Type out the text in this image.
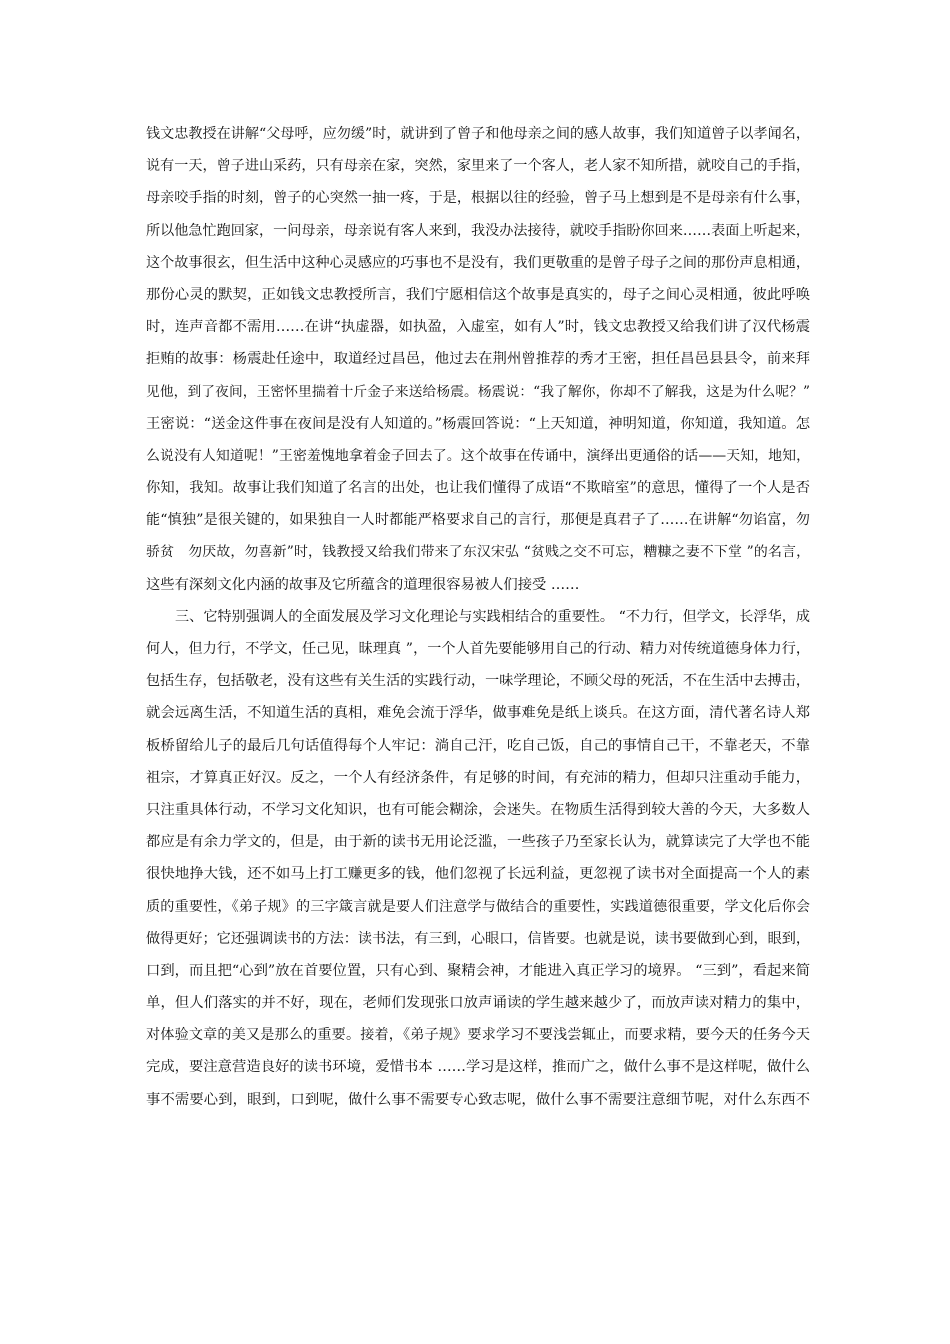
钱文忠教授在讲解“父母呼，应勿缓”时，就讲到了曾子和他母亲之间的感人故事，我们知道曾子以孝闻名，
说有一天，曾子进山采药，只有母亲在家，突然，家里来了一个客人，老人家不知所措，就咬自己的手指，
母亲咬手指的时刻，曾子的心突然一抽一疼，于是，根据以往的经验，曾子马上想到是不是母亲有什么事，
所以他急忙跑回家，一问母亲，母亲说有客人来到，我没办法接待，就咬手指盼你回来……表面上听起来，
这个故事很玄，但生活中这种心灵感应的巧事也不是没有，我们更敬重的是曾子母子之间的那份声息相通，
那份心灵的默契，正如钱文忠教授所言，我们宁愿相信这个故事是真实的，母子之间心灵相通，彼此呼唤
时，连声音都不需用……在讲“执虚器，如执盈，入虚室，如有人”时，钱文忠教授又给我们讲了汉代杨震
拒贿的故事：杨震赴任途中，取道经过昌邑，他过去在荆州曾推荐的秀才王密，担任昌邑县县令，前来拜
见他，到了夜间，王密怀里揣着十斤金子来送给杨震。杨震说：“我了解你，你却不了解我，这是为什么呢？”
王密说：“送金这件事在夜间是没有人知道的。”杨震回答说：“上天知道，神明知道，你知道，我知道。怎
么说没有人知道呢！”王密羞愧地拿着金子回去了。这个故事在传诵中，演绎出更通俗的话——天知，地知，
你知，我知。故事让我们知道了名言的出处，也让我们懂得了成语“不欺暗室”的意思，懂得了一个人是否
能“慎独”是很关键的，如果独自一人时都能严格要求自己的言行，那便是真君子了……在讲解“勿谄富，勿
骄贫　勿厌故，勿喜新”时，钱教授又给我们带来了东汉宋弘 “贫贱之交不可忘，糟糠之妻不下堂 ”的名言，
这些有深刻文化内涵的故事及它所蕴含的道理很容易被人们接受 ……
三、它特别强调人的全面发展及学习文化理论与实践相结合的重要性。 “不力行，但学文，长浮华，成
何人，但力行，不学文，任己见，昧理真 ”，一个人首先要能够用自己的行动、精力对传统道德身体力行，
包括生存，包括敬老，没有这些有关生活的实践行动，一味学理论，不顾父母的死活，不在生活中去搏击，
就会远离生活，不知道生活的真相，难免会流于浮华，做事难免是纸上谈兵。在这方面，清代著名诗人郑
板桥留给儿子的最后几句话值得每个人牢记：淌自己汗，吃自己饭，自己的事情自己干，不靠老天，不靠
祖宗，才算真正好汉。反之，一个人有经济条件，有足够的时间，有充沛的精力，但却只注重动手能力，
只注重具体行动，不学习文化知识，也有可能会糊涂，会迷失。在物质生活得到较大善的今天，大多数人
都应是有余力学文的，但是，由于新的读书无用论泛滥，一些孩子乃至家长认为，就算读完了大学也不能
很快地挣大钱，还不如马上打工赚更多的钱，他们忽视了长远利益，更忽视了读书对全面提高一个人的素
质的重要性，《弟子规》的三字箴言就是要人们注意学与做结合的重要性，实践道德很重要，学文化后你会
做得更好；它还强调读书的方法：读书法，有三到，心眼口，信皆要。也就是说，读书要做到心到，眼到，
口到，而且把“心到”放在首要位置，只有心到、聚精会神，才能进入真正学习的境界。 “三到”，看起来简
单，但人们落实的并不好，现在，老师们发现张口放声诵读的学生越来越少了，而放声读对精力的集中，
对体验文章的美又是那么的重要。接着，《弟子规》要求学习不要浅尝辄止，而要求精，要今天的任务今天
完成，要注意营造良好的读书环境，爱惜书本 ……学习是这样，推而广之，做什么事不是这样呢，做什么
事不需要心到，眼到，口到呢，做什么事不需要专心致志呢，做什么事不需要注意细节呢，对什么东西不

SHORT EXERCISE: The records above need to be restated word for word, with the pictures left out.

THE REPLY:
Type out the text in this image.
钱文忠教授在讲解“父母呼，应勿缓”时，就讲到了曾子和他母亲之间的感人故事，我们知道曾子以孝闻名，
说有一天，曾子进山采药，只有母亲在家，突然，家里来了一个客人，老人家不知所措，就咬自己的手指，
母亲咬手指的时刻，曾子的心突然一抽一疼，于是，根据以往的经验，曾子马上想到是不是母亲有什么事，
所以他急忙跑回家，一问母亲，母亲说有客人来到，我没办法接待，就咬手指盼你回来……表面上听起来，
这个故事很玄，但生活中这种心灵感应的巧事也不是没有，我们更敬重的是曾子母子之间的那份声息相通，
那份心灵的默契，正如钱文忠教授所言，我们宁愿相信这个故事是真实的，母子之间心灵相通，彼此呼唤
时，连声音都不需用……在讲“执虚器，如执盈，入虚室，如有人”时，钱文忠教授又给我们讲了汉代杨震
拒贿的故事：杨震赴任途中，取道经过昌邑，他过去在荆州曾推荐的秀才王密，担任昌邑县县令，前来拜
见他，到了夜间，王密怀里揣着十斤金子来送给杨震。杨震说：“我了解你，你却不了解我，这是为什么呢？”
王密说：“送金这件事在夜间是没有人知道的。”杨震回答说：“上天知道，神明知道，你知道，我知道。怎
么说没有人知道呢！”王密羞愧地拿着金子回去了。这个故事在传诵中，演绎出更通俗的话——天知，地知，
你知，我知。故事让我们知道了名言的出处，也让我们懂得了成语“不欺暗室”的意思，懂得了一个人是否
能“慎独”是很关键的，如果独自一人时都能严格要求自己的言行，那便是真君子了……在讲解“勿谄富，勿
骄贫　勿厌故，勿喜新”时，钱教授又给我们带来了东汉宋弘 “贫贱之交不可忘，糟糠之妻不下堂 ”的名言，
这些有深刻文化内涵的故事及它所蕴含的道理很容易被人们接受 ……
三、它特别强调人的全面发展及学习文化理论与实践相结合的重要性。 “不力行，但学文，长浮华，成
何人，但力行，不学文，任己见，昧理真 ”，一个人首先要能够用自己的行动、精力对传统道德身体力行，
包括生存，包括敬老，没有这些有关生活的实践行动，一味学理论，不顾父母的死活，不在生活中去搏击，
就会远离生活，不知道生活的真相，难免会流于浮华，做事难免是纸上谈兵。在这方面，清代著名诗人郑
板桥留给儿子的最后几句话值得每个人牢记：淌自己汗，吃自己饭，自己的事情自己干，不靠老天，不靠
祖宗，才算真正好汉。反之，一个人有经济条件，有足够的时间，有充沛的精力，但却只注重动手能力，
只注重具体行动，不学习文化知识，也有可能会糊涂，会迷失。在物质生活得到较大善的今天，大多数人
都应是有余力学文的，但是，由于新的读书无用论泛滥，一些孩子乃至家长认为，就算读完了大学也不能
很快地挣大钱，还不如马上打工赚更多的钱，他们忽视了长远利益，更忽视了读书对全面提高一个人的素
质的重要性，《弟子规》的三字箴言就是要人们注意学与做结合的重要性，实践道德很重要，学文化后你会
做得更好；它还强调读书的方法：读书法，有三到，心眼口，信皆要。也就是说，读书要做到心到，眼到，
口到，而且把“心到”放在首要位置，只有心到、聚精会神，才能进入真正学习的境界。 “三到”，看起来简
单，但人们落实的并不好，现在，老师们发现张口放声诵读的学生越来越少了，而放声读对精力的集中，
对体验文章的美又是那么的重要。接着，《弟子规》要求学习不要浅尝辄止，而要求精，要今天的任务今天
完成，要注意营造良好的读书环境，爱惜书本 ……学习是这样，推而广之，做什么事不是这样呢，做什么
事不需要心到，眼到，口到呢，做什么事不需要专心致志呢，做什么事不需要注意细节呢，对什么东西不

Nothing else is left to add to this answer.